# DIRECTIONS FOR THIS TASK
What follows is a block of records; reproduce all of it verbatim.
-*-
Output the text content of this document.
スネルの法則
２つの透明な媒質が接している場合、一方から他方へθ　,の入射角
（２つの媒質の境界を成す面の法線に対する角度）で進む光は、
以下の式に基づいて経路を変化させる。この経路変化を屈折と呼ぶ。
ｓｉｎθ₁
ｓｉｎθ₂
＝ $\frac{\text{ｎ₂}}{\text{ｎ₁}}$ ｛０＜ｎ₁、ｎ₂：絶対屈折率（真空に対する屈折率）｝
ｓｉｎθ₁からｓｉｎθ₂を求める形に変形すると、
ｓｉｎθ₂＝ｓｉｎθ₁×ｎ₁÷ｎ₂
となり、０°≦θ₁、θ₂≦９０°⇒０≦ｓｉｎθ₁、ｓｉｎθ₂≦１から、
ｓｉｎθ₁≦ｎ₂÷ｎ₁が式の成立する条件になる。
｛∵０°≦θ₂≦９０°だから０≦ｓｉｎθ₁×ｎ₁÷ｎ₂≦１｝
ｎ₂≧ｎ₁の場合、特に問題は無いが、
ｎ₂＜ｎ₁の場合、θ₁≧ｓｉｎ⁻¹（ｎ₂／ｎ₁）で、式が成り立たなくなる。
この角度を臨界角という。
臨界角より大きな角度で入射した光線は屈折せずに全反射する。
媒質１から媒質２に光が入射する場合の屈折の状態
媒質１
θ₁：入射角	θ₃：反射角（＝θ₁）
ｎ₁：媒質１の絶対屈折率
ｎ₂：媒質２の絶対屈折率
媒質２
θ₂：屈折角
-*-
# EXERCISE OUTPUT
Output the text content of this document.
スネルの法則
２つの透明な媒質が接している場合、一方から他方へθ　,の入射角
（２つの媒質の境界を成す面の法線に対する角度）で進む光は、
以下の式に基づいて経路を変化させる。この経路変化を屈折と呼ぶ。
ｓｉｎθ₁
ｓｉｎθ₂
＝ $\frac{\text{ｎ₂}}{\text{ｎ₁}}$ ｛０＜ｎ₁、ｎ₂：絶対屈折率（真空に対する屈折率）｝
ｓｉｎθ₁からｓｉｎθ₂を求める形に変形すると、
ｓｉｎθ₂＝ｓｉｎθ₁×ｎ₁÷ｎ₂
となり、０°≦θ₁、θ₂≦９０°⇒０≦ｓｉｎθ₁、ｓｉｎθ₂≦１から、
ｓｉｎθ₁≦ｎ₂÷ｎ₁が式の成立する条件になる。
｛∵０°≦θ₂≦９０°だから０≦ｓｉｎθ₁×ｎ₁÷ｎ₂≦１｝
ｎ₂≧ｎ₁の場合、特に問題は無いが、
ｎ₂＜ｎ₁の場合、θ₁≧ｓｉｎ⁻¹（ｎ₂／ｎ₁）で、式が成り立たなくなる。
この角度を臨界角という。
臨界角より大きな角度で入射した光線は屈折せずに全反射する。
媒質１から媒質２に光が入射する場合の屈折の状態
媒質１
θ₁：入射角	θ₃：反射角（＝θ₁）
ｎ₁：媒質１の絶対屈折率
ｎ₂：媒質２の絶対屈折率
媒質２
θ₂：屈折角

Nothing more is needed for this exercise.